# What the exercise asks:
Look for "signal" in the records and copy every line that has it.

(Task inputs)

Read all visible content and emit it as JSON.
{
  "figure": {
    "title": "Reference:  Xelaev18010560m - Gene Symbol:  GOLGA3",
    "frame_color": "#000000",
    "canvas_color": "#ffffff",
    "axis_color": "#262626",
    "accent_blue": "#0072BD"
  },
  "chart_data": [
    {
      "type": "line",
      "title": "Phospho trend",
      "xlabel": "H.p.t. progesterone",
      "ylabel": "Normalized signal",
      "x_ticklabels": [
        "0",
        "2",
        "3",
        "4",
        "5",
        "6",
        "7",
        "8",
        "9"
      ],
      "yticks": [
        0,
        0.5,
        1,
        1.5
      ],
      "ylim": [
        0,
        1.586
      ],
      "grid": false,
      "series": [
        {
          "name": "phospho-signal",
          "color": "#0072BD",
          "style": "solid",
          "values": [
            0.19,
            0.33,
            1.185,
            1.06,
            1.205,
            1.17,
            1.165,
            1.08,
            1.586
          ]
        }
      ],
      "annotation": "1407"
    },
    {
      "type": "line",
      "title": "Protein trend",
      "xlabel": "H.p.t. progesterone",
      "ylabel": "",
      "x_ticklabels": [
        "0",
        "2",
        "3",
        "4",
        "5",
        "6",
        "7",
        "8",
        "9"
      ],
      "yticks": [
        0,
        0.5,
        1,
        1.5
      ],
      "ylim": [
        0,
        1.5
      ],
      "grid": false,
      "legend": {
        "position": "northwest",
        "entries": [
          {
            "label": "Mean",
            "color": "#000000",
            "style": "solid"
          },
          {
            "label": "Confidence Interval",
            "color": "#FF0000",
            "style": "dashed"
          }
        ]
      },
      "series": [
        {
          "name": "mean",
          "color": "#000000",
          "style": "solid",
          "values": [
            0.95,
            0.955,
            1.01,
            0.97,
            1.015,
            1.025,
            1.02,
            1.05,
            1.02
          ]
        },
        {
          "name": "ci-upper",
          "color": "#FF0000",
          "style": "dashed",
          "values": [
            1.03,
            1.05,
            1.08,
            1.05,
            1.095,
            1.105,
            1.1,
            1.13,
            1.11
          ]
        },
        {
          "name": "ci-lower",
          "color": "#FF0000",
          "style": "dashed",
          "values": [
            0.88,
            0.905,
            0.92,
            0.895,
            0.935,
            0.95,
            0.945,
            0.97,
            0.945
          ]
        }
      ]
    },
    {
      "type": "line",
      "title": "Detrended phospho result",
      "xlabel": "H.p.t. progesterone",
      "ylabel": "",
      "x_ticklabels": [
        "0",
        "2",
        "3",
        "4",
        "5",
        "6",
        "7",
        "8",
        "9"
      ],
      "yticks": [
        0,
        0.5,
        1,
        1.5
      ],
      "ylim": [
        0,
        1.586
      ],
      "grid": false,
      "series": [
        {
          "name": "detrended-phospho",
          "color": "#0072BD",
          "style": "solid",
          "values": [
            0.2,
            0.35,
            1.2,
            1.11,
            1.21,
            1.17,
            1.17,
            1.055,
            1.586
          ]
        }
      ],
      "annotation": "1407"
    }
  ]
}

(End Task inputs)

# Problem solution:
      "ylabel": "Normalized signal",
          "name": "phospho-signal",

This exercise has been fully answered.